• _Exercise objective_
Copy every line of the data that contains the string "System".
╭──
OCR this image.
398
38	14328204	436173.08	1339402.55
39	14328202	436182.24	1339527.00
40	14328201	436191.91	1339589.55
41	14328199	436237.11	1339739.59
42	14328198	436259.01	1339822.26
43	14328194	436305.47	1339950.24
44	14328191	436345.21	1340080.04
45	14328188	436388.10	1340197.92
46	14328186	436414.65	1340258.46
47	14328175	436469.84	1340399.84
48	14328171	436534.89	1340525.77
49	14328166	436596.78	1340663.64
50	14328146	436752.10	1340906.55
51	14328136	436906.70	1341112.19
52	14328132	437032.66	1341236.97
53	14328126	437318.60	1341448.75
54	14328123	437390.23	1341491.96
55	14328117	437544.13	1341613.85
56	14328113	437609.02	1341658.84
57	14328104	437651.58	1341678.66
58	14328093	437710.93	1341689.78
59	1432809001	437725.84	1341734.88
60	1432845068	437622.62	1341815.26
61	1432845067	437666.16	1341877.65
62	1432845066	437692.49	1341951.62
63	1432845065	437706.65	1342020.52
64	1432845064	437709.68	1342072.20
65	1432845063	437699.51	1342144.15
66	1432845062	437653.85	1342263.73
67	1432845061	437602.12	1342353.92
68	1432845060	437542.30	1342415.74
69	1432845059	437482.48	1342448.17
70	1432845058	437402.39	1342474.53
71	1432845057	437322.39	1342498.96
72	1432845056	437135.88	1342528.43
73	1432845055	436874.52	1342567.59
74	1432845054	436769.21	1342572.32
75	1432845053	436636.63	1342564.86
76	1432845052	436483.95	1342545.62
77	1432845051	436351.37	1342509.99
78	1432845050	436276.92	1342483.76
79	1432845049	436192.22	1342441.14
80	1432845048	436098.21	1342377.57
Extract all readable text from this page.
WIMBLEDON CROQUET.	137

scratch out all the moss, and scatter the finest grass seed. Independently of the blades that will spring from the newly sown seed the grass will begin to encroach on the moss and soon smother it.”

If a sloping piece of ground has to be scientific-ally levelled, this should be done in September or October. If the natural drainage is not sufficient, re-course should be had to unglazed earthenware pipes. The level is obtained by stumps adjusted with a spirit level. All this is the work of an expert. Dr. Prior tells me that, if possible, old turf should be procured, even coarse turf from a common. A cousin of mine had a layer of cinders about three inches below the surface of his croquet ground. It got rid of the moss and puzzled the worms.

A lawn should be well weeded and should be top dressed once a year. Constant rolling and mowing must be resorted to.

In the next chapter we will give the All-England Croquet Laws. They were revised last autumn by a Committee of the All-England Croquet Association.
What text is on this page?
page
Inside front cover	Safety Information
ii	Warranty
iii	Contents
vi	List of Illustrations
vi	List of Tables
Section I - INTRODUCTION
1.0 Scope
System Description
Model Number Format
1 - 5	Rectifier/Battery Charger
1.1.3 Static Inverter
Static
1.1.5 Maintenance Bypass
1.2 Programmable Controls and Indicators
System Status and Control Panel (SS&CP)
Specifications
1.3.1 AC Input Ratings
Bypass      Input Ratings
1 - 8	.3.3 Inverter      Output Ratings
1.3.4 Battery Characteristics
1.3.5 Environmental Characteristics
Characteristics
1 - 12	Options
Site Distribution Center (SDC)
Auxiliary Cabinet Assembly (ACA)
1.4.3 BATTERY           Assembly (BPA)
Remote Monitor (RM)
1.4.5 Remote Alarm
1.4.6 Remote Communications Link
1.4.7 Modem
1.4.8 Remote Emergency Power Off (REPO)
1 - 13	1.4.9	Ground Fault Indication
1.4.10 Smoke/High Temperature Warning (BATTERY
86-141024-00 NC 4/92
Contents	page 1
╰──
• _Worked answer_
System Description
System Status and Control Panel (SS&CP)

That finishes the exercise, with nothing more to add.